[Records]
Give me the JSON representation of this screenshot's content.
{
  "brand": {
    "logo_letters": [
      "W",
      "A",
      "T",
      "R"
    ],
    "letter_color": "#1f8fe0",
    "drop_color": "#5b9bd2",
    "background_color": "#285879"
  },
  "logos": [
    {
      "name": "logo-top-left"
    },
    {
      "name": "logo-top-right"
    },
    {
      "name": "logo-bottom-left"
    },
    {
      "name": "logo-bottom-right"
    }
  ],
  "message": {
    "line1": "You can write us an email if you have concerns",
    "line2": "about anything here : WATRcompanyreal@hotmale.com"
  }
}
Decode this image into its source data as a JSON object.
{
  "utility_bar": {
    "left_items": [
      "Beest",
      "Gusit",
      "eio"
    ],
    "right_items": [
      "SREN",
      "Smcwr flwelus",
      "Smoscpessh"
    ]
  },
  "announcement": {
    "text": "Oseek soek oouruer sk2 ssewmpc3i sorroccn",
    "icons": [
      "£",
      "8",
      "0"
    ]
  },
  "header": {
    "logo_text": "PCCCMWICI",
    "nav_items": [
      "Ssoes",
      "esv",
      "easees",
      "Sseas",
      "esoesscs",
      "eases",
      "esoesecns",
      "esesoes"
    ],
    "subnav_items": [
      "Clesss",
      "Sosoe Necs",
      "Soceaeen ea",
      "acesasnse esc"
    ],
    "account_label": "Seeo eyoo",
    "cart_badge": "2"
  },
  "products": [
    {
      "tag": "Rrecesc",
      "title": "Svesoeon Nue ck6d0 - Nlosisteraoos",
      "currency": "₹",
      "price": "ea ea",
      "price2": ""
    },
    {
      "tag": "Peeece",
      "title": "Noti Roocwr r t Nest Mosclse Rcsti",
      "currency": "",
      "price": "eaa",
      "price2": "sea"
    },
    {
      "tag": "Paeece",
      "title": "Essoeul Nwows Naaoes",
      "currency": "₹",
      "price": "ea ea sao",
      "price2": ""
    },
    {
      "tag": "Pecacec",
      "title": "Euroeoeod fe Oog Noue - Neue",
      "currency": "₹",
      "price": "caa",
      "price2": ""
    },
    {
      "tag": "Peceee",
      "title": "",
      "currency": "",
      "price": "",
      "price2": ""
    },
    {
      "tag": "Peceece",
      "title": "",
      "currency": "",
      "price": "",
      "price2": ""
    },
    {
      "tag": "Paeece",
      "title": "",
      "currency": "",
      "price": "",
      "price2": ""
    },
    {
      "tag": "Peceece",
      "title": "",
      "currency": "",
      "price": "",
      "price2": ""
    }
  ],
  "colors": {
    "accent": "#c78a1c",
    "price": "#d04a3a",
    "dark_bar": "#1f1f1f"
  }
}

▸ **Problem requirements**
Copy all lines from the material that include "JSON".

▸ **Reply**
Give me the JSON representation of this screenshot's content.
Decode this image into its source data as a JSON object.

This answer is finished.